### Written exercise
Below are some entries. Work out how many of their lines hold the word "размести", and write that number alone.

= = = = =

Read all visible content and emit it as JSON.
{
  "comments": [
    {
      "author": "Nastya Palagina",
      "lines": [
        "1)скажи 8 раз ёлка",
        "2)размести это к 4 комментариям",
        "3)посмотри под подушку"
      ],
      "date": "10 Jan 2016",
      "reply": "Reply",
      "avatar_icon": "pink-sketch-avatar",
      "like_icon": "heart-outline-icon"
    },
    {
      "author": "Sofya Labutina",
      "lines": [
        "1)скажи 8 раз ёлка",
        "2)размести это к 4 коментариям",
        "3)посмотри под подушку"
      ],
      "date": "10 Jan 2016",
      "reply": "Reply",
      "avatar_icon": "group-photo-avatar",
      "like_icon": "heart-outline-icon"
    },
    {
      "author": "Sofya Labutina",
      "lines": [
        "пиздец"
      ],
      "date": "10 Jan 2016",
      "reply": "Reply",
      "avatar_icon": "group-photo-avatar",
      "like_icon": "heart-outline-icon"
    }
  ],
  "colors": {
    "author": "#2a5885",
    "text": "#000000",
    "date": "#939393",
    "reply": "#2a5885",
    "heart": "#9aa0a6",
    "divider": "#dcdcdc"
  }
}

= = = = =

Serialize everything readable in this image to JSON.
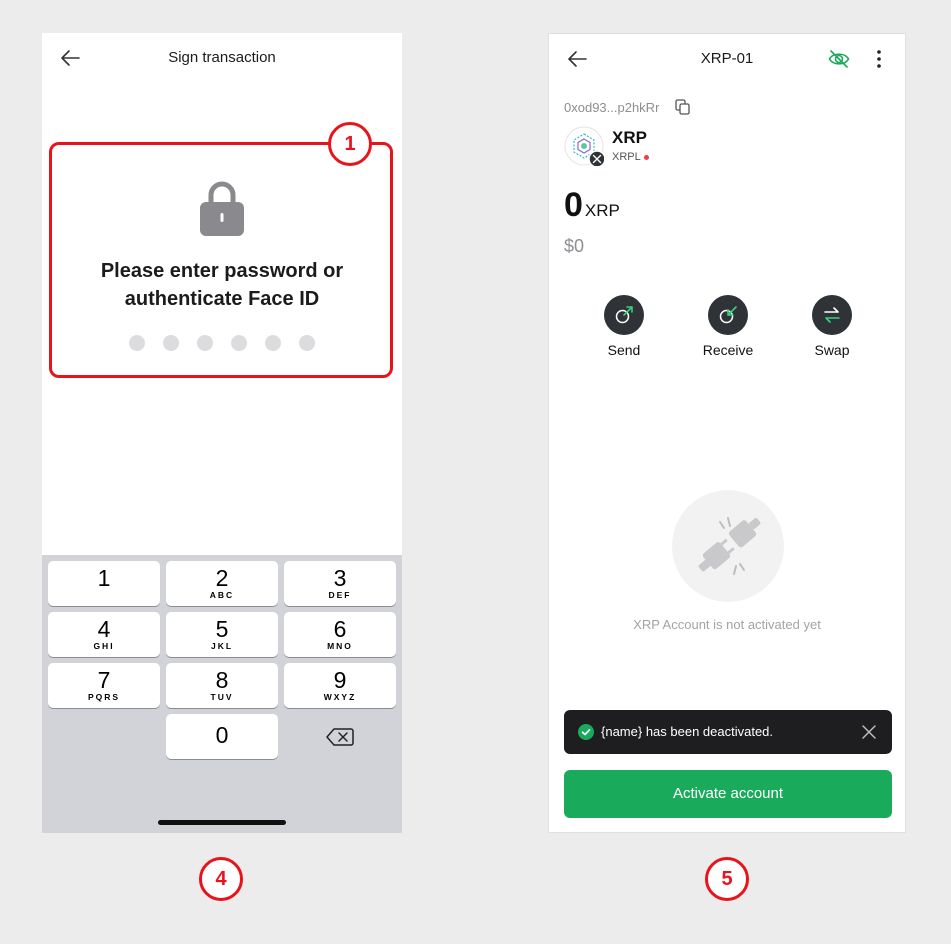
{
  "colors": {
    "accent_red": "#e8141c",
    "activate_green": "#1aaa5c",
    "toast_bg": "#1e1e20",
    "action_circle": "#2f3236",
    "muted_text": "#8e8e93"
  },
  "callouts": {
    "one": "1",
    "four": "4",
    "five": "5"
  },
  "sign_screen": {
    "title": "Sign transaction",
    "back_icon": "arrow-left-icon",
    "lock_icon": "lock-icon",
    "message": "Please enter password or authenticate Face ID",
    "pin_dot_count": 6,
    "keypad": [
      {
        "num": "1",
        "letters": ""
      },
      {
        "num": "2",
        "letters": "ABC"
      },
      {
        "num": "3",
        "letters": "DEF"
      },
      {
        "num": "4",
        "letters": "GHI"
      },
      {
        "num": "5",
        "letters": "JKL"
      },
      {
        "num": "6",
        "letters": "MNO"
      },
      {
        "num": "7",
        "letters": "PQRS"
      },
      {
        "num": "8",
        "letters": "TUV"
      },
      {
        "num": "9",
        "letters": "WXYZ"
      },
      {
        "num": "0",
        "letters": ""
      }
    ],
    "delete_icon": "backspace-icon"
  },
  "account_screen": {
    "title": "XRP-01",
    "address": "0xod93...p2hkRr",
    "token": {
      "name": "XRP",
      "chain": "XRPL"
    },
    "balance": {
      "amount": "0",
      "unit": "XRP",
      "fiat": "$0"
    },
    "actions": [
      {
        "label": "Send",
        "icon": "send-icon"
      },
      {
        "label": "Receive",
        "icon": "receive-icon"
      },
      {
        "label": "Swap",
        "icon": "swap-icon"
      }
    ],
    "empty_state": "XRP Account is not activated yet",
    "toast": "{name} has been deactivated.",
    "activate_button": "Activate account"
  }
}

= = = = =

### Response
2